== EXERCISE PROMPT ==
Locate each line containing the string "that" and copy it out.

Collection entries:
.....

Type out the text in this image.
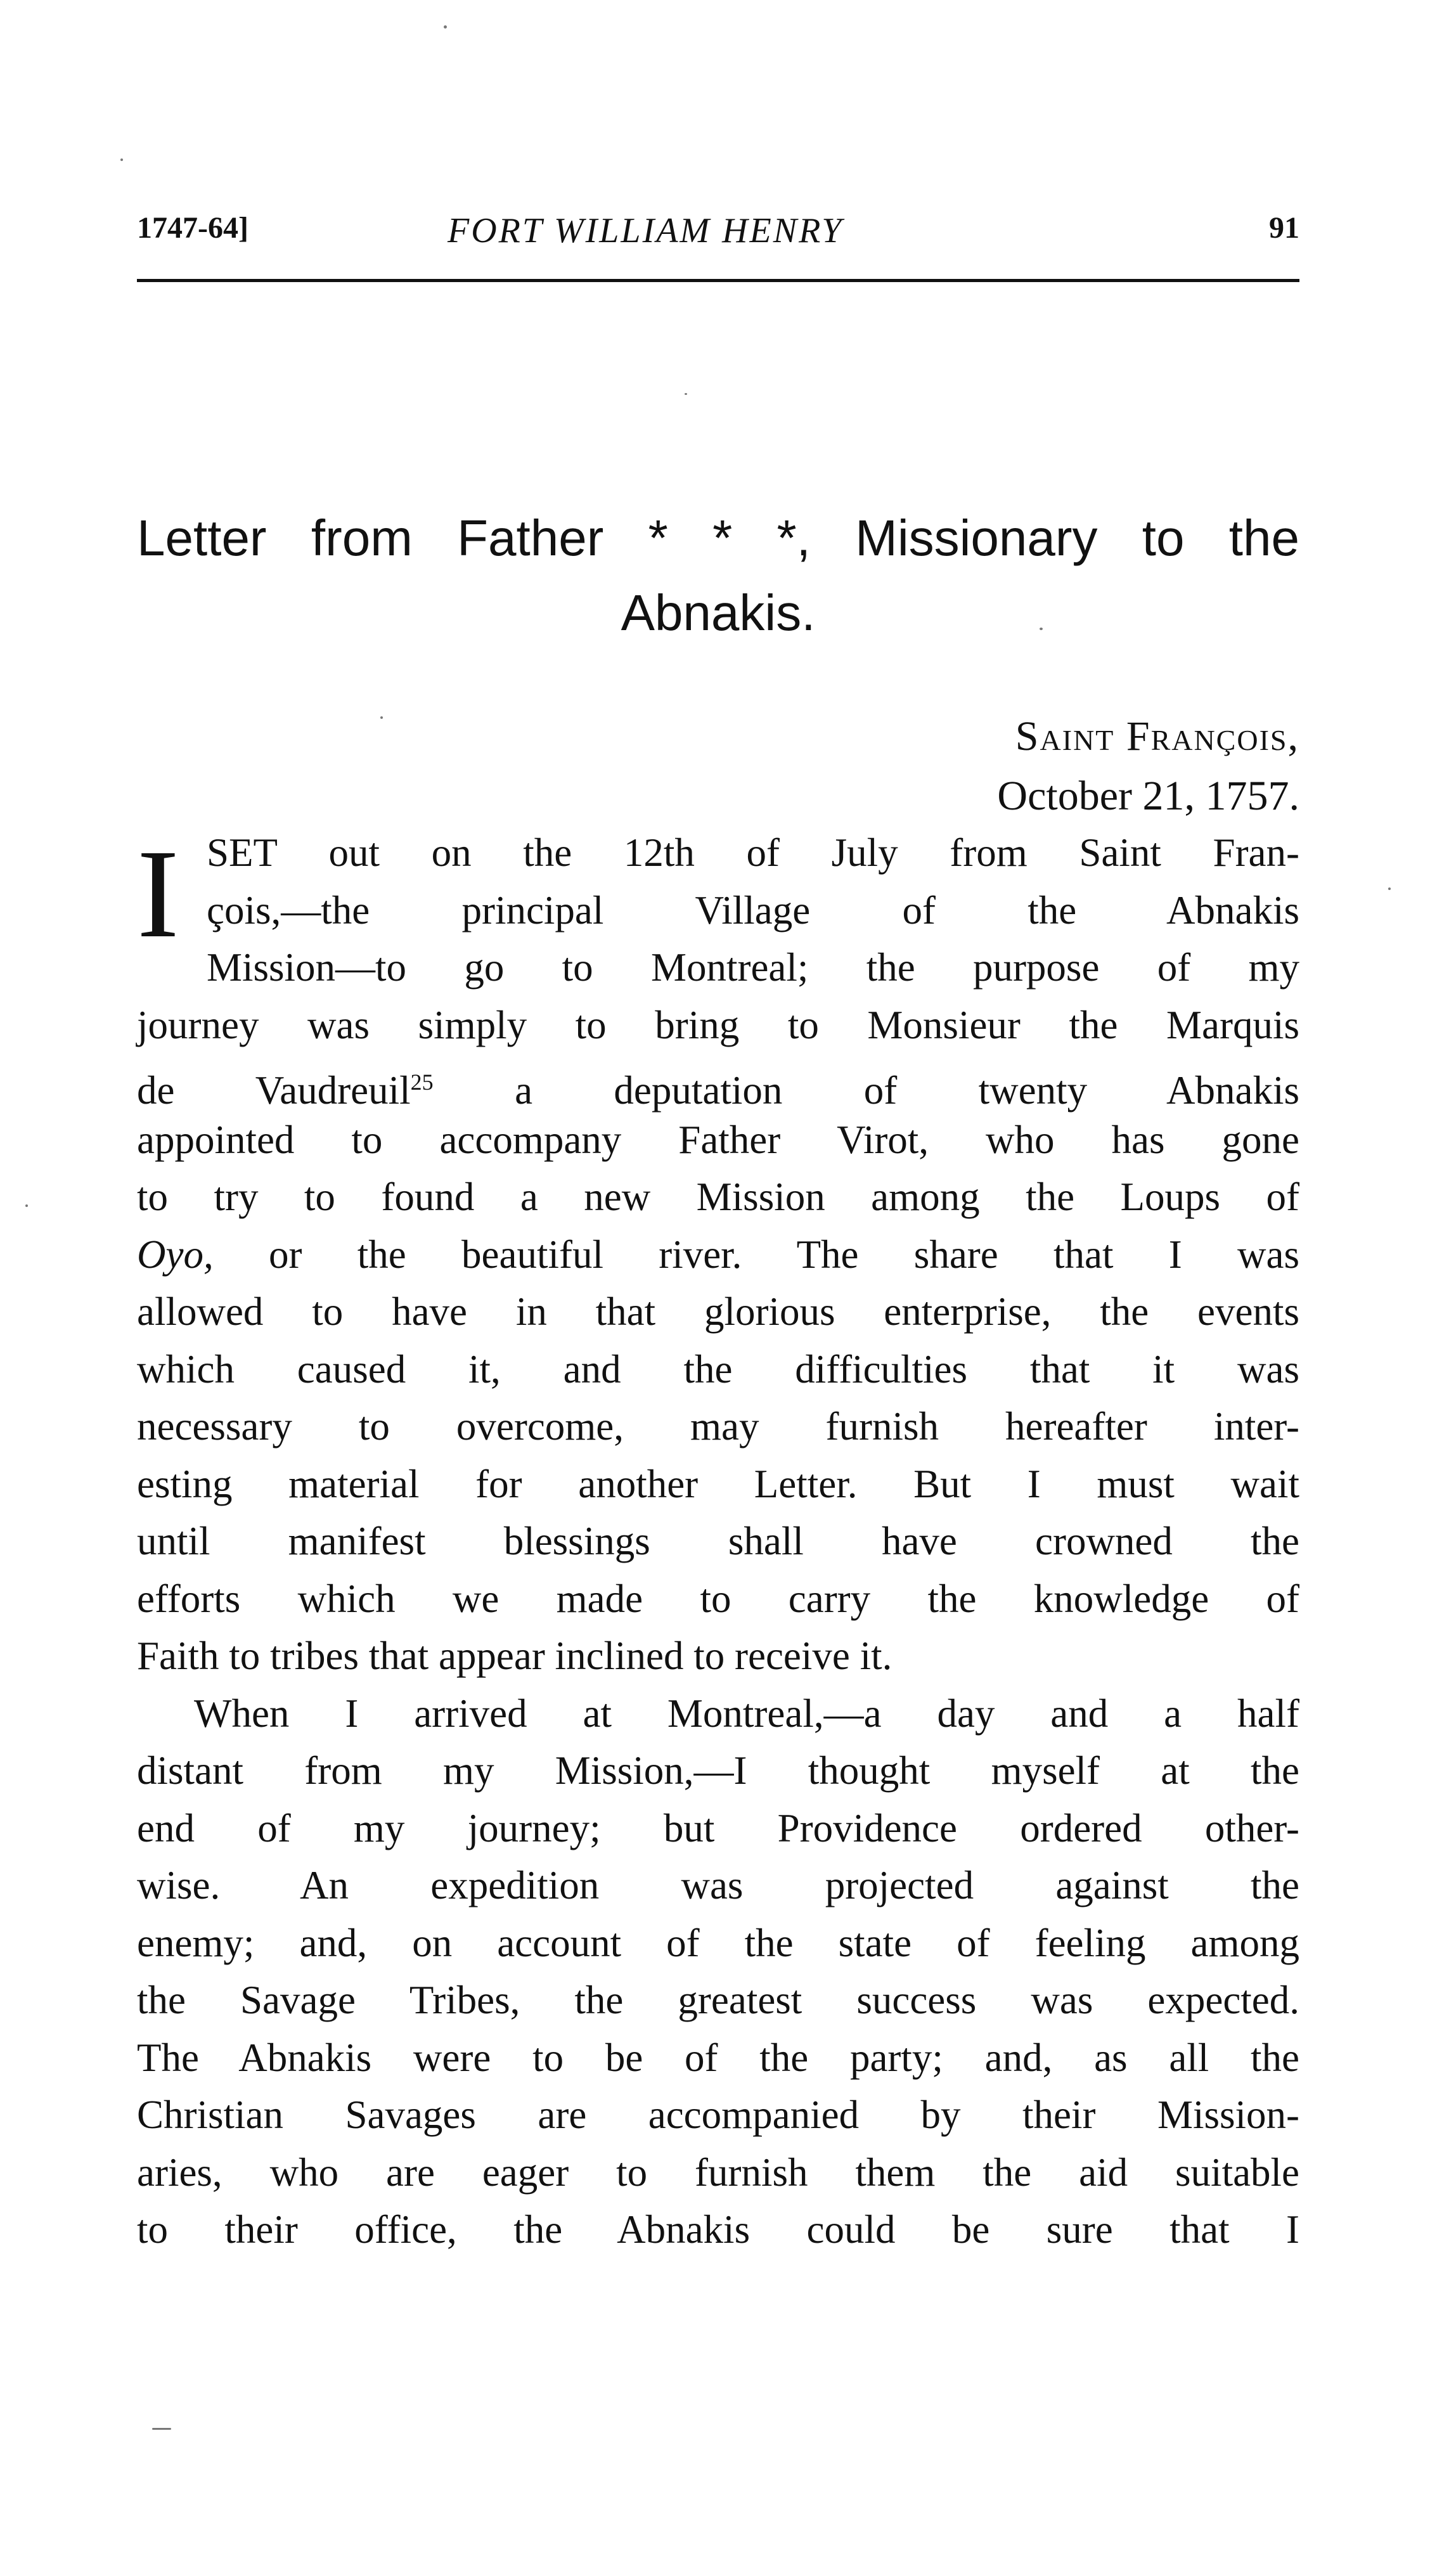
1747-64]	FORT WILLIAM HENRY	91
Letter from Father * * *, Missionary to the
Abnakis.
Saint François,
October 21, 1757.
I SET out on the 12th of July from Saint Fran-
çois,—the principal Village of the Abnakis
Mission—to go to Montreal; the purpose of my
journey was simply to bring to Monsieur the Marquis
de Vaudreuil$^{25}$ a deputation of twenty Abnakis
appointed to accompany Father Virot, who has gone
to try to found a new Mission among the Loups of
Oyo, or the beautiful river. The share that I was
allowed to have in that glorious enterprise, the events
which caused it, and the difficulties that it was
necessary to overcome, may furnish hereafter inter-
esting material for another Letter. But I must wait
until manifest blessings shall have crowned the
efforts which we made to carry the knowledge of
Faith to tribes that appear inclined to receive it.
When I arrived at Montreal,—a day and a half
distant from my Mission,—I thought myself at the
end of my journey; but Providence ordered other-
wise. An expedition was projected against the
enemy; and, on account of the state of feeling among
the Savage Tribes, the greatest success was expected.
The Abnakis were to be of the party; and, as all the
Christian Savages are accompanied by their Mission-
aries, who are eager to furnish them the aid suitable
to their office, the Abnakis could be sure that I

.....

== SOLUTION TO THE EXERCISE ==
Oyo, or the beautiful river. The share that I was
allowed to have in that glorious enterprise, the events
which caused it, and the difficulties that it was
Faith to tribes that appear inclined to receive it.
to their office, the Abnakis could be sure that I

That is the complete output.